TASK TO CARRY OUT:
Go through the records below line by line. Count the lines with "Human" and give the count alone.

Entries with figure data:

(begin)

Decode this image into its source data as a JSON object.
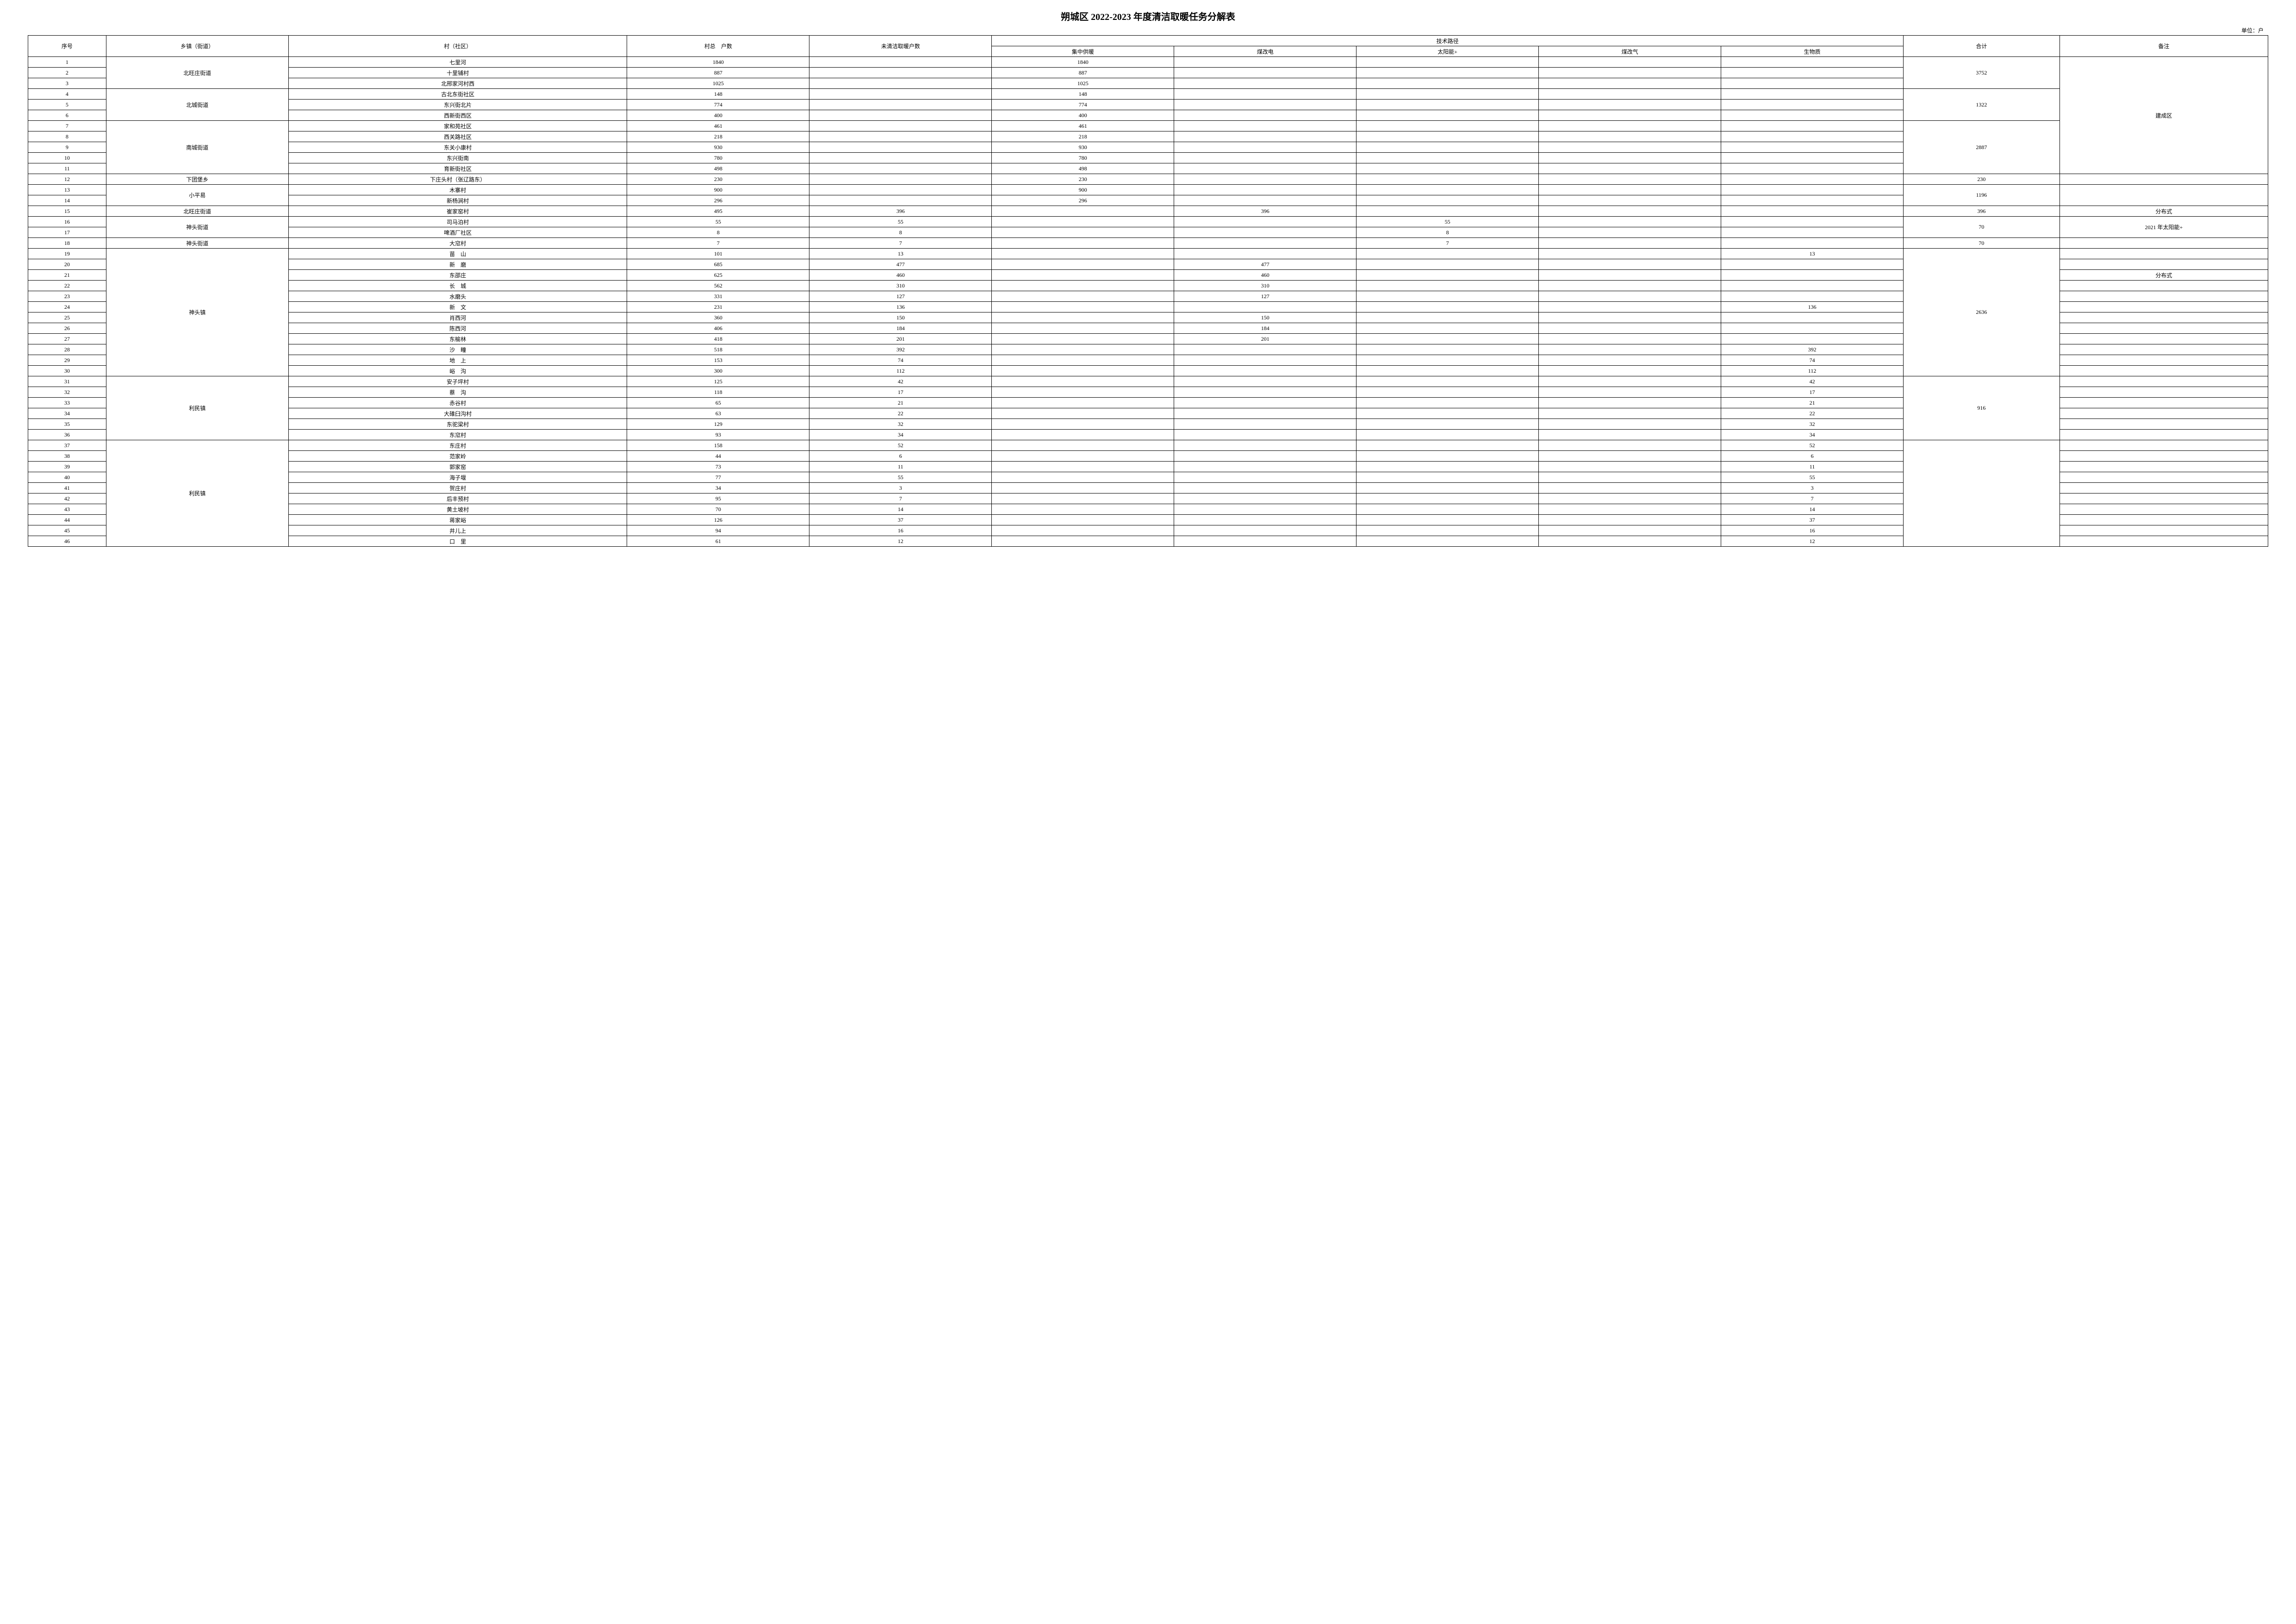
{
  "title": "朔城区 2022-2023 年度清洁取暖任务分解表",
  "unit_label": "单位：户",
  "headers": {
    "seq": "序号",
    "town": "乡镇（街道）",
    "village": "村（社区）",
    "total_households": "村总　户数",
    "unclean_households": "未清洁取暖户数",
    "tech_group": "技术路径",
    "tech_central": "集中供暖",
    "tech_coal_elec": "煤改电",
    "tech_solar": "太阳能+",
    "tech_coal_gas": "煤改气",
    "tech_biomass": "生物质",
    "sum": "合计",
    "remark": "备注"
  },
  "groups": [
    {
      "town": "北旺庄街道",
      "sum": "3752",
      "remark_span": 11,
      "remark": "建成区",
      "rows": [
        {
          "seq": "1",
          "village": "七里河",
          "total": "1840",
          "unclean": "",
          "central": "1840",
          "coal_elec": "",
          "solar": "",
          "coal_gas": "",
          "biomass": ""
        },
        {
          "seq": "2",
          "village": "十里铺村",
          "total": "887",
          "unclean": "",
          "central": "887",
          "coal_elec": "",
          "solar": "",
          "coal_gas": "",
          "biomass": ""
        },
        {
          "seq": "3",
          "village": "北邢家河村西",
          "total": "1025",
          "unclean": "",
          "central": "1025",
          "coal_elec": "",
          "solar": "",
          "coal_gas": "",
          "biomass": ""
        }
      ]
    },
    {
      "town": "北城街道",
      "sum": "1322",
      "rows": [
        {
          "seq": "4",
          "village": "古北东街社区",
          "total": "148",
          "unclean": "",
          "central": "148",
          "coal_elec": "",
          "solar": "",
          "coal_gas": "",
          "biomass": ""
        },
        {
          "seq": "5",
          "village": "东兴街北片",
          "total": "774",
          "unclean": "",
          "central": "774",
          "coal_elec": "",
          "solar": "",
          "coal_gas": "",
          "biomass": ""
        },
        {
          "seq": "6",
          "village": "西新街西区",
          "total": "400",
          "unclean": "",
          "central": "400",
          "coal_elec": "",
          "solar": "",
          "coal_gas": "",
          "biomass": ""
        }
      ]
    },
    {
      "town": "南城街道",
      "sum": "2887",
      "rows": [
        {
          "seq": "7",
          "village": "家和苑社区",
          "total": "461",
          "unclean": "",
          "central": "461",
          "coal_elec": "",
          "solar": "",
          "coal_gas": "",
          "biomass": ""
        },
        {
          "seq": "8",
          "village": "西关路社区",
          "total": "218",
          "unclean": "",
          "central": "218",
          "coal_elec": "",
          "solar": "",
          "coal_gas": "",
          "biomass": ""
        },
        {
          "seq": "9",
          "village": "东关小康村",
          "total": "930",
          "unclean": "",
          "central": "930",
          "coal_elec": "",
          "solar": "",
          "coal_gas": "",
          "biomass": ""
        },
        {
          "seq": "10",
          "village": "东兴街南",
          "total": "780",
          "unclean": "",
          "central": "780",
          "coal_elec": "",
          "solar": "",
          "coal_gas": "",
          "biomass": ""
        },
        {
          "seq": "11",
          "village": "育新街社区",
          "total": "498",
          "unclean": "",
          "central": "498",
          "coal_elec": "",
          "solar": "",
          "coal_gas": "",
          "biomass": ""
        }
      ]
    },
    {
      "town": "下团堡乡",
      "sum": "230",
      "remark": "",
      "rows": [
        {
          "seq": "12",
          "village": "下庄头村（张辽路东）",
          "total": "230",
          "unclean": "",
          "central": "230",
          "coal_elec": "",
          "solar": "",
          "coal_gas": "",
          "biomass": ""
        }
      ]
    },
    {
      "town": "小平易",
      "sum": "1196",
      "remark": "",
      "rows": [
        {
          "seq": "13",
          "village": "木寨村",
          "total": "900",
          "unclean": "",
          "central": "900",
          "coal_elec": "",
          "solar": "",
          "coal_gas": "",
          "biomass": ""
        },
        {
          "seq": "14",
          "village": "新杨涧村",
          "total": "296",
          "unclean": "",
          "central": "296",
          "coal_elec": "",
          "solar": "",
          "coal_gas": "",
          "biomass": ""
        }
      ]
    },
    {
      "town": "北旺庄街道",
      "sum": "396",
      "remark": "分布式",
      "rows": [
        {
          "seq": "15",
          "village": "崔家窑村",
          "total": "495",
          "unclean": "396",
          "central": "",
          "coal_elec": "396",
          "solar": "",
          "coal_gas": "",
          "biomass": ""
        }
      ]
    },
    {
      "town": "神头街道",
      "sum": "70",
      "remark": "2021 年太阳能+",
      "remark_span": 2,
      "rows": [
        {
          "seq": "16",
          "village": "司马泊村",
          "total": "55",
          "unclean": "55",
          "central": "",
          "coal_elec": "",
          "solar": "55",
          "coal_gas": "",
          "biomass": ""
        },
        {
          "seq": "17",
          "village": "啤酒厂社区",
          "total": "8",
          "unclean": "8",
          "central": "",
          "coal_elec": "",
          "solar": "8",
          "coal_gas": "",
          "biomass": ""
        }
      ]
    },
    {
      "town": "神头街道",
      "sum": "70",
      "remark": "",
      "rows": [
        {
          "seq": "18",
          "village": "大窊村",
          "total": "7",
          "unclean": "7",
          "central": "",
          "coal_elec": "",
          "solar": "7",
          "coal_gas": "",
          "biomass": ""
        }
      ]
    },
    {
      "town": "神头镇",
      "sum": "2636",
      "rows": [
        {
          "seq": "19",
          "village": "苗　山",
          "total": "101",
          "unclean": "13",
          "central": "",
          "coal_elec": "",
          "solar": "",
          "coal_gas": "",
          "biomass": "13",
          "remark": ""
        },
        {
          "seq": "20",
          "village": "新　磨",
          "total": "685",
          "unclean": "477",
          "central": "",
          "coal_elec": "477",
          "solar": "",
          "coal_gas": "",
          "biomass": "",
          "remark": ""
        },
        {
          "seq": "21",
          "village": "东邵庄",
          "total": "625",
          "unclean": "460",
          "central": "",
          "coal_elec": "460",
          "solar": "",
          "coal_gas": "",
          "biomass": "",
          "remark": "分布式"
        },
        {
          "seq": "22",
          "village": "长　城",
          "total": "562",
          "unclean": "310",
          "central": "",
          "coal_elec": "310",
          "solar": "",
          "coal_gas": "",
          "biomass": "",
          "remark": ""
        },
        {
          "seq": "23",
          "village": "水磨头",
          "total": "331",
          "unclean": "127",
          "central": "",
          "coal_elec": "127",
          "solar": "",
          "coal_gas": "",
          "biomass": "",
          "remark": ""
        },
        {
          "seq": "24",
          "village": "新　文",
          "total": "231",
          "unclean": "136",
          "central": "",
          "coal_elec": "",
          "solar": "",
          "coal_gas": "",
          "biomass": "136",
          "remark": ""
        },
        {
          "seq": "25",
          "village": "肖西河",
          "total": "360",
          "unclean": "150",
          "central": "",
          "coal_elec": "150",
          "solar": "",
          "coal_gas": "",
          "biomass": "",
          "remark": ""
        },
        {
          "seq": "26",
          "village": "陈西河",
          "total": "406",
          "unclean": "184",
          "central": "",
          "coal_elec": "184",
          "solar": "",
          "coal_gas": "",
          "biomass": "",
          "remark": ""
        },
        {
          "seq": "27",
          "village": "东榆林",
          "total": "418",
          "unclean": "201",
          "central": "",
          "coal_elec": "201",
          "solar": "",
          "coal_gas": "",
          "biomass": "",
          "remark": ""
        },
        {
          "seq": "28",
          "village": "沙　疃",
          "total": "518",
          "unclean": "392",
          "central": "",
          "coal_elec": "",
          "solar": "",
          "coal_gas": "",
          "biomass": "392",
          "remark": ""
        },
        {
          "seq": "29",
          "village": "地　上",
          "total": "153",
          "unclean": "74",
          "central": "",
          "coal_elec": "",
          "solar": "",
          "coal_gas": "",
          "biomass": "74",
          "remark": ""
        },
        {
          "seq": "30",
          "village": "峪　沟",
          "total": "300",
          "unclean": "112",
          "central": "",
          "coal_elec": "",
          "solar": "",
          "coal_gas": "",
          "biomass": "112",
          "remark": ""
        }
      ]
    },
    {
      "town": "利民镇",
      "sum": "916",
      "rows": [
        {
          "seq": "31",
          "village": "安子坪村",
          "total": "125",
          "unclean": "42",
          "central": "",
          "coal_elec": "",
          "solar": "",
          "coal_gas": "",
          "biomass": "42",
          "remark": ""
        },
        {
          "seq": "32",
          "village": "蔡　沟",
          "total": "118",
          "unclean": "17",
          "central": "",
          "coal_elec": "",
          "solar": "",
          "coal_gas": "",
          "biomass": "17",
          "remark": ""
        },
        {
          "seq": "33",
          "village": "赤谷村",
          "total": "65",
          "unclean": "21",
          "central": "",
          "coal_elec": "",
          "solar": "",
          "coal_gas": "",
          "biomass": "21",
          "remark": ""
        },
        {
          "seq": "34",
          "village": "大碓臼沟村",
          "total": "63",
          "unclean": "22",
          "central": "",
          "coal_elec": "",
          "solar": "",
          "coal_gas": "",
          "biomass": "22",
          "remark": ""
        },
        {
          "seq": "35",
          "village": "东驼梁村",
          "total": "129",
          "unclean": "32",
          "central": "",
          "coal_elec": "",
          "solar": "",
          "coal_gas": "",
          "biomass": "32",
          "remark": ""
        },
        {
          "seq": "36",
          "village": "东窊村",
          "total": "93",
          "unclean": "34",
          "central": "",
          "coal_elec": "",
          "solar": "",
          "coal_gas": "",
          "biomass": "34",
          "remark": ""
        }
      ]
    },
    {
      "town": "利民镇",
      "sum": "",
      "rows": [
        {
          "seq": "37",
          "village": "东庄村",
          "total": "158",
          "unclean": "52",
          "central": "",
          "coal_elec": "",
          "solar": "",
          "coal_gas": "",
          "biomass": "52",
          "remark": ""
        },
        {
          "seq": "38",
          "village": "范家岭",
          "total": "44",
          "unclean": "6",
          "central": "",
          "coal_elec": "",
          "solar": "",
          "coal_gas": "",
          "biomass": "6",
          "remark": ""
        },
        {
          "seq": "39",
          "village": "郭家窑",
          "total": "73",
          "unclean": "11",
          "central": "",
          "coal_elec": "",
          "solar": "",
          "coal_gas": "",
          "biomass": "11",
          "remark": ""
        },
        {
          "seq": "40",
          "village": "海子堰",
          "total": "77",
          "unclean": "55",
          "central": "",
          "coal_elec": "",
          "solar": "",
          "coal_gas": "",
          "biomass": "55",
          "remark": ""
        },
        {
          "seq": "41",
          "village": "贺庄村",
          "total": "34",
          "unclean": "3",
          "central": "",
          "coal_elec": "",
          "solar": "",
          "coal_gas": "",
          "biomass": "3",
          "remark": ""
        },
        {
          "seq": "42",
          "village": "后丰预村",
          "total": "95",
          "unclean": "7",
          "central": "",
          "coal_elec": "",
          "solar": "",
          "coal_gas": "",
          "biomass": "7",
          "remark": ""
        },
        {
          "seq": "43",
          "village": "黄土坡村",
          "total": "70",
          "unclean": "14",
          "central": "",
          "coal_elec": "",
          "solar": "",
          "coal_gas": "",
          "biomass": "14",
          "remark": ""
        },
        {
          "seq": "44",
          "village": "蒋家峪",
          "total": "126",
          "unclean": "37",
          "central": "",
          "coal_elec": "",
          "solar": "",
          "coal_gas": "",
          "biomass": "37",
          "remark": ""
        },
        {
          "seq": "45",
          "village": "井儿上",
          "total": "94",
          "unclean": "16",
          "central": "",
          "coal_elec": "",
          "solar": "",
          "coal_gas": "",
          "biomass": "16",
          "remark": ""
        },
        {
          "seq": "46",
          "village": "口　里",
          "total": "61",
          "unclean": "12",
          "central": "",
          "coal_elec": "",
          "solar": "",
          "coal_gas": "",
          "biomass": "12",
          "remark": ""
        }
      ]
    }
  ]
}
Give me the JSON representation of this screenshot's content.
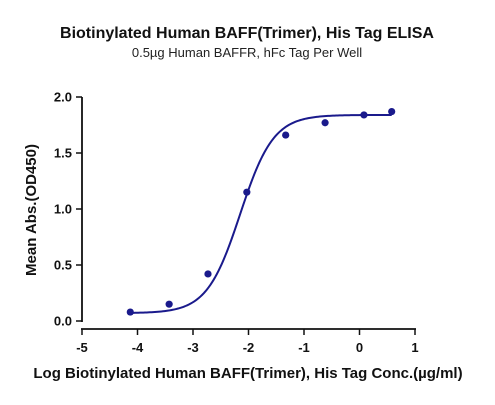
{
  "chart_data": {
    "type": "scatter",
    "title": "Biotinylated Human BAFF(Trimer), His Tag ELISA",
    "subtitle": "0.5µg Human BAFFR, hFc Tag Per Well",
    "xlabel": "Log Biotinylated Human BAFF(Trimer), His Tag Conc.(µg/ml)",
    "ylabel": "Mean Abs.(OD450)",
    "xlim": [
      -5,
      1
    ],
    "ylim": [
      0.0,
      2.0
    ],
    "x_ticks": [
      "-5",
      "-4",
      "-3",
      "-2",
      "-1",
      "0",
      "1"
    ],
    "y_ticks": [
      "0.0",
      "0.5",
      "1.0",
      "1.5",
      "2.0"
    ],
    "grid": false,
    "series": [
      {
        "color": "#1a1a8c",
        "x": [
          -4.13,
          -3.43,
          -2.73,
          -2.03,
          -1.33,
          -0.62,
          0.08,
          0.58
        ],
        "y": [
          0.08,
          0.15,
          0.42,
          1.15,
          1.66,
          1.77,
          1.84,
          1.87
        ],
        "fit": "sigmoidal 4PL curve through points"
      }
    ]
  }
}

(end)

RIGHT ANSWER:
3